▶ _Consigne a_
Réécris les enregistrements en remplaçant « Days from planting » par « Days after sowing » et en laissant tout le reste identique, depuis la ligne qui contient « y-axis-title: Cumulative rainfall » jusqu'à la fin des enregistrements.

▶ _Extrait_

On conçoit que les dirigeants des industries pour lesquelles l’électricité représente entre 60 et 70 % des coûts se préoccupent des tarifs. Mais ils ne peuvent se limiter à dire : « Garantissez-nous un prix de l’électricité dans les quarante ans qui viennent » sans investir, eux aussi, dans les moyens de production. Si les industries électro-intensives ne comptent que sur les opérateurs ou sur le marché, s’ils ne participent pas à l’effort, aucun électricien ne trouvera les moyens d’investir sur quarante ans en leur garantissant la stabilité des prix. Le projet Exceltium est une première étape à ce sujet. On ne peut faire supporter uniquement à l’opérateur historique, EDF, des choix de long terme. Je sais combien les institutions financières de toute nature, banques ou Caisse des dépôts, étaient réticentes à assumer une partie du risque. Donc, les industries électro-intensives portent une part de responsabilité.

Au passage, on peut vouloir développer la production d’aluminium à Dunkerque, mais l’on sait aussi que cette fabrication peut se délocaliser en Afrique du Sud, qui a un avantage compétitif considérable. Compte tenu du coût de la main-d’œuvre dans l’extraction du charbon – faite dans des conditions inégalement conformes à l’idéal que l’on se fait du développement durable –, des ressources charbonnières sud-africaines et du fait que l’usine d’aluminium est installée sur le carreau de la mine, nous ne serons jamais complétement compétitifs avec ce pays. Il serait vain de se fixer comme objectif de poursuivre une course visant à établir des prix aussi bas avec les mécanismes techniques, industriels et environnementaux que l’on a en Europe. La mondialisation a aussi cet effet-là ; on ne peut faire des reconstructions artificielles, et en tout cas pas sans la contribution des intéressés.

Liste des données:
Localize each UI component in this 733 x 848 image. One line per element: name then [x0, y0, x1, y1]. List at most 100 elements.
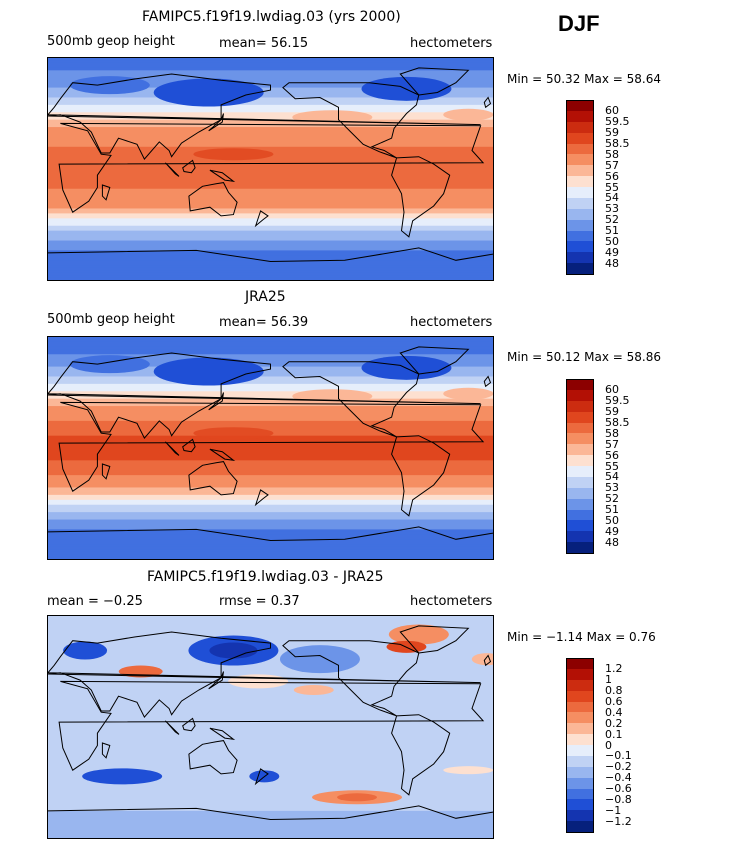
colorbar-swatch: [566, 422, 594, 434]
contour-band: [48, 413, 493, 417]
colorbar-swatch: [566, 110, 594, 123]
diff-neg-siberia-core: [209, 642, 258, 659]
contour-band: [48, 129, 493, 133]
coastline-new-guinea: [209, 169, 236, 183]
diff-neg-europe: [63, 641, 108, 660]
contour-band: [48, 257, 493, 261]
colorbar-swatch: [566, 455, 594, 467]
contour-band: [48, 509, 493, 513]
colorbar-swatch: [566, 154, 594, 166]
colorbar-swatch: [566, 165, 594, 177]
colorbar-tick-label: −0.6: [605, 782, 632, 795]
colorbar-tick-label: 54: [605, 191, 619, 205]
coastline-australia: [188, 461, 238, 496]
contour-band: [48, 470, 493, 474]
coastline-greenland: [399, 625, 470, 654]
colorbar-tick-label: 58: [605, 147, 619, 161]
contour-band: [48, 517, 493, 521]
colorbar-swatch: [566, 389, 594, 402]
contour-band: [48, 119, 493, 123]
contour-band: [48, 480, 493, 484]
coastline-japan: [208, 671, 224, 690]
colorbar-swatch: [566, 433, 594, 445]
panel2-minmax: Min = 50.12 Max = 58.86: [507, 350, 661, 364]
panel2-center-label: mean= 56.39: [219, 315, 309, 330]
contour-band: [48, 351, 493, 355]
contour-band: [48, 188, 493, 192]
contour-band: [48, 228, 493, 232]
contour-band: [48, 193, 493, 197]
contour-band: [48, 514, 493, 518]
contour-band: [48, 127, 493, 131]
contour-band: [48, 82, 493, 86]
contour-band: [48, 386, 493, 390]
contour-band: [48, 475, 493, 479]
coastline-new-zealand: [254, 768, 269, 786]
contour-band: [48, 435, 493, 439]
contour-band: [48, 173, 493, 177]
contour-band: [48, 423, 493, 427]
contour-band: [48, 529, 493, 533]
colorbar-tick-label: −0.4: [605, 771, 632, 785]
coastline-south-america: [391, 156, 451, 238]
panel3-right-label: hectometers: [410, 594, 493, 609]
diff-pos-greenland: [388, 624, 449, 645]
colorbar-tick-label: 58.5: [605, 137, 630, 150]
contour-band: [48, 383, 493, 387]
contour-band: [48, 465, 493, 469]
panel3-title: FAMIPC5.f19f19.lwdiag.03 - JRA25: [147, 569, 384, 585]
coastline-north-america: [282, 640, 420, 717]
panel2-left-label: 500mb geop height: [47, 312, 175, 327]
contour-band: [48, 136, 493, 140]
contour-band: [48, 534, 493, 538]
coastline-uk: [483, 375, 492, 388]
colorbar-swatch: [566, 755, 594, 768]
colorbar-swatch: [566, 230, 594, 242]
contour-band: [48, 77, 493, 81]
contour-band: [48, 401, 493, 405]
colorbar-tick-label: 54: [605, 470, 619, 484]
contour-band: [48, 203, 493, 207]
contour-band: [48, 502, 493, 506]
contour-band: [48, 526, 493, 530]
colorbar-swatch: [566, 411, 594, 423]
coastline-antarctica: [48, 805, 493, 821]
colorbar-swatch: [566, 132, 594, 144]
contour-band: [48, 349, 493, 353]
colorbar-tick-label: 55: [605, 459, 619, 473]
trough-east-asia: [153, 78, 264, 107]
trough-eurasia: [69, 355, 150, 374]
coastline-antarctica: [48, 247, 493, 263]
contour-band: [48, 166, 493, 170]
colorbar-tick-label: 1: [605, 673, 612, 687]
contour-band: [48, 97, 493, 101]
contour-band: [48, 270, 493, 274]
coastline-africa: [58, 680, 485, 771]
contour-band: [48, 65, 493, 69]
colorbar-swatch: [566, 658, 594, 670]
contour-band: [48, 164, 493, 168]
colorbar-tick-label: 1.2: [605, 662, 623, 676]
contour-band: [48, 144, 493, 148]
contour-band: [48, 272, 493, 276]
contour-band: [48, 255, 493, 259]
coastline-borneo: [182, 159, 196, 174]
colorbar-swatch: [566, 701, 594, 713]
coastline-greenland: [399, 67, 470, 96]
contour-band: [48, 90, 493, 94]
contour-band: [48, 176, 493, 180]
contour-band: [48, 381, 493, 385]
contour-band: [48, 238, 493, 242]
contour-band: [48, 448, 493, 452]
contour-band: [48, 369, 493, 373]
colorbar-swatch: [566, 252, 594, 264]
contour-band: [48, 95, 493, 99]
panel2-colorbar: [566, 379, 594, 554]
coastline-eurasia: [48, 352, 481, 439]
contour-band: [48, 70, 493, 74]
contour-band: [48, 391, 493, 395]
colorbar-tick-label: 58.5: [605, 416, 630, 429]
high-west-pacific: [193, 427, 274, 440]
contour-band: [48, 378, 493, 382]
diff-neutral-south-atlantic: [443, 766, 493, 775]
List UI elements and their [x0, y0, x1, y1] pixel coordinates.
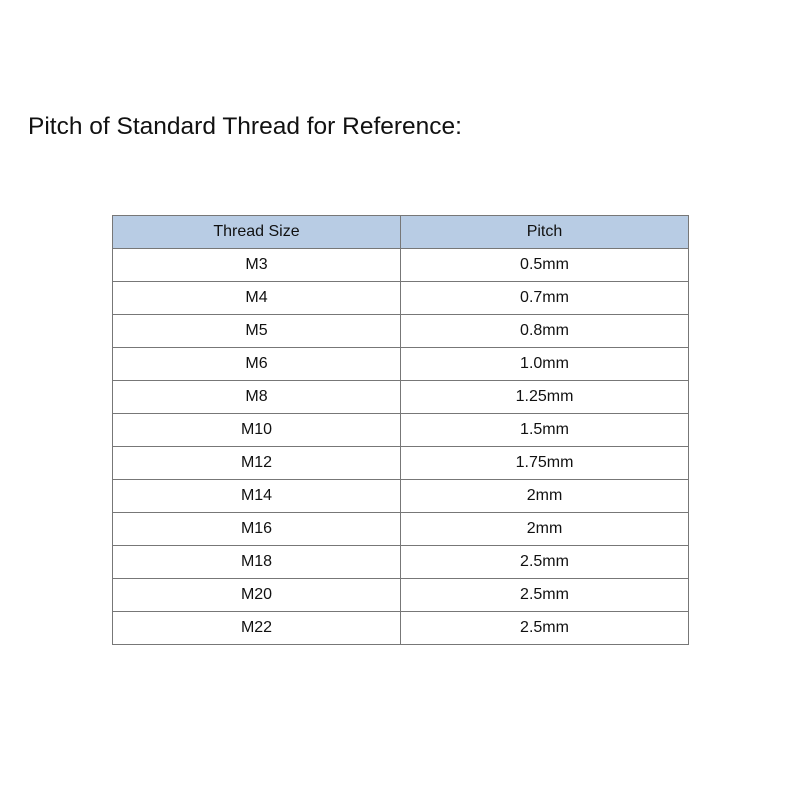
- table-row: M12 1.75mm: [112, 446, 689, 480]
- pitch-cell: 2.5mm: [400, 578, 689, 612]
- thread-size-cell: M16: [112, 512, 401, 546]
- table-row: M6 1.0mm: [112, 347, 689, 381]
- pitch-cell: 2.5mm: [400, 545, 689, 579]
- pitch-cell: 1.0mm: [400, 347, 689, 381]
- thread-size-cell: M3: [112, 248, 401, 282]
- thread-size-cell: M4: [112, 281, 401, 315]
- thread-pitch-table: Thread Size Pitch M3 0.5mm M4 0.7mm M5 0.8mm M…: [112, 215, 689, 645]
- table-row: M3 0.5mm: [112, 248, 689, 282]
- table-row: M5 0.8mm: [112, 314, 689, 348]
- thread-size-cell: M18: [112, 545, 401, 579]
- pitch-cell: 1.75mm: [400, 446, 689, 480]
- header-thread-size: Thread Size: [112, 215, 401, 249]
- thread-size-cell: M22: [112, 611, 401, 645]
- pitch-cell: 2.5mm: [400, 611, 689, 645]
- table-row: M22 2.5mm: [112, 611, 689, 645]
- table-row: M14 2mm: [112, 479, 689, 513]
- thread-size-cell: M8: [112, 380, 401, 414]
- pitch-cell: 1.25mm: [400, 380, 689, 414]
- table-row: M18 2.5mm: [112, 545, 689, 579]
- pitch-cell: 1.5mm: [400, 413, 689, 447]
- pitch-cell: 0.8mm: [400, 314, 689, 348]
- header-pitch: Pitch: [400, 215, 689, 249]
- thread-size-cell: M14: [112, 479, 401, 513]
- pitch-cell: 0.5mm: [400, 248, 689, 282]
- table-row: M4 0.7mm: [112, 281, 689, 315]
- table-row: M16 2mm: [112, 512, 689, 546]
- thread-size-cell: M6: [112, 347, 401, 381]
- table-row: M8 1.25mm: [112, 380, 689, 414]
- table-header-row: Thread Size Pitch: [112, 215, 689, 249]
- page-title: Pitch of Standard Thread for Reference:: [28, 113, 462, 140]
- thread-size-cell: M5: [112, 314, 401, 348]
- table-row: M20 2.5mm: [112, 578, 689, 612]
- pitch-cell: 2mm: [400, 512, 689, 546]
- table-row: M10 1.5mm: [112, 413, 689, 447]
- thread-size-cell: M10: [112, 413, 401, 447]
- thread-size-cell: M20: [112, 578, 401, 612]
- thread-size-cell: M12: [112, 446, 401, 480]
- pitch-cell: 2mm: [400, 479, 689, 513]
- pitch-cell: 0.7mm: [400, 281, 689, 315]
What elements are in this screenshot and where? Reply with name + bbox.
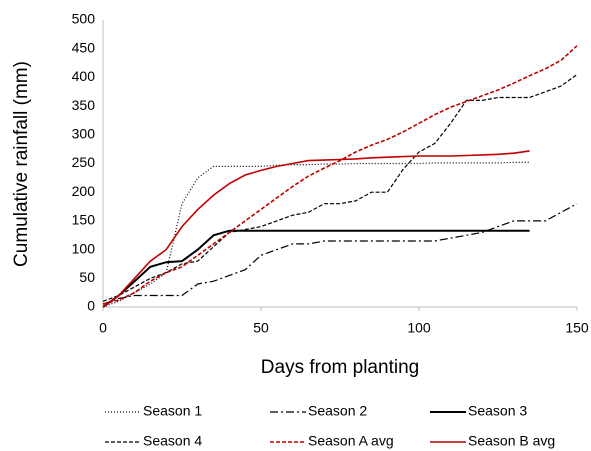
y-axis-title: Cumulative rainfall (mm) xyxy=(11,61,32,267)
x-axis-title: Days from planting xyxy=(261,357,419,378)
x-tick-label: 150 xyxy=(565,320,589,336)
series-line xyxy=(102,45,578,305)
x-tick-label: 50 xyxy=(253,320,269,336)
legend-label: Season A avg xyxy=(308,433,394,449)
y-tick-label: 400 xyxy=(72,68,96,84)
y-tick-label: 350 xyxy=(72,97,96,113)
series-line xyxy=(102,203,578,305)
y-tick-label: 300 xyxy=(72,126,96,142)
series-line xyxy=(102,150,530,308)
series-line xyxy=(102,229,530,308)
series-line xyxy=(102,161,530,308)
y-tick-label: 100 xyxy=(72,240,96,256)
legend-label: Season 3 xyxy=(468,403,527,419)
legend-label: Season B avg xyxy=(468,433,555,449)
legend-label: Season 4 xyxy=(143,433,202,449)
legend-label: Season 1 xyxy=(143,403,202,419)
y-tick-label: 50 xyxy=(79,269,95,285)
legend-label: Season 2 xyxy=(308,403,367,419)
x-tick-label: 0 xyxy=(99,320,107,336)
y-tick-label: 450 xyxy=(72,39,96,55)
x-tick-label: 100 xyxy=(407,320,431,336)
y-tick-label: 200 xyxy=(72,183,96,199)
y-tick-label: 150 xyxy=(72,212,96,228)
y-tick-label: 250 xyxy=(72,154,96,170)
y-tick-label: 500 xyxy=(72,11,96,27)
series-line xyxy=(102,74,578,302)
y-tick-label: 0 xyxy=(87,298,95,314)
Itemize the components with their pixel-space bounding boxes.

▶ _Consigne b_
Réponds aux questions suivantes à partir de l'extrait.
(i) Quelle part des coûts l'électricité représente-t-elle pour les industries mentionnées au début ?
(ii) Quel projet est présenté comme une première étape ?
(iii) Vers quel pays la fabrication d'aluminium peut-elle se délocaliser ?

▶ _Résultat attendu a_
y-axis-title: Cumulative rainfall (mm) xyxy=(11,61,32,267)
x-axis-title: Days after sowing xyxy=(261,357,419,378)
x-tick-label: 150 xyxy=(565,320,589,336)
series-line xyxy=(102,45,578,305)
x-tick-label: 50 xyxy=(253,320,269,336)
legend-label: Season A avg xyxy=(308,433,394,449)
y-tick-label: 400 xyxy=(72,68,96,84)
y-tick-label: 350 xyxy=(72,97,96,113)
series-line xyxy=(102,203,578,305)
y-tick-label: 300 xyxy=(72,126,96,142)
series-line xyxy=(102,150,530,308)
series-line xyxy=(102,229,530,308)
series-line xyxy=(102,161,530,308)
y-tick-label: 100 xyxy=(72,240,96,256)
legend-label: Season 3 xyxy=(468,403,527,419)
legend-label: Season B avg xyxy=(468,433,555,449)
legend-label: Season 4 xyxy=(143,433,202,449)
legend-label: Season 1 xyxy=(143,403,202,419)
y-tick-label: 50 xyxy=(79,269,95,285)
legend-label: Season 2 xyxy=(308,403,367,419)
x-tick-label: 0 xyxy=(99,320,107,336)
y-tick-label: 450 xyxy=(72,39,96,55)
x-tick-label: 100 xyxy=(407,320,431,336)
y-tick-label: 200 xyxy=(72,183,96,199)
y-tick-label: 150 xyxy=(72,212,96,228)
y-tick-label: 250 xyxy=(72,154,96,170)
y-tick-label: 500 xyxy=(72,11,96,27)
series-line xyxy=(102,74,578,302)
y-tick-label: 0 xyxy=(87,298,95,314)
Itemize the components with their pixel-space bounding boxes.

▶ _Résultat attendu b_
(i) Entre 60 et 70 % des coûts.
(ii) Le projet Exceltium.
(iii) L'Afrique du Sud.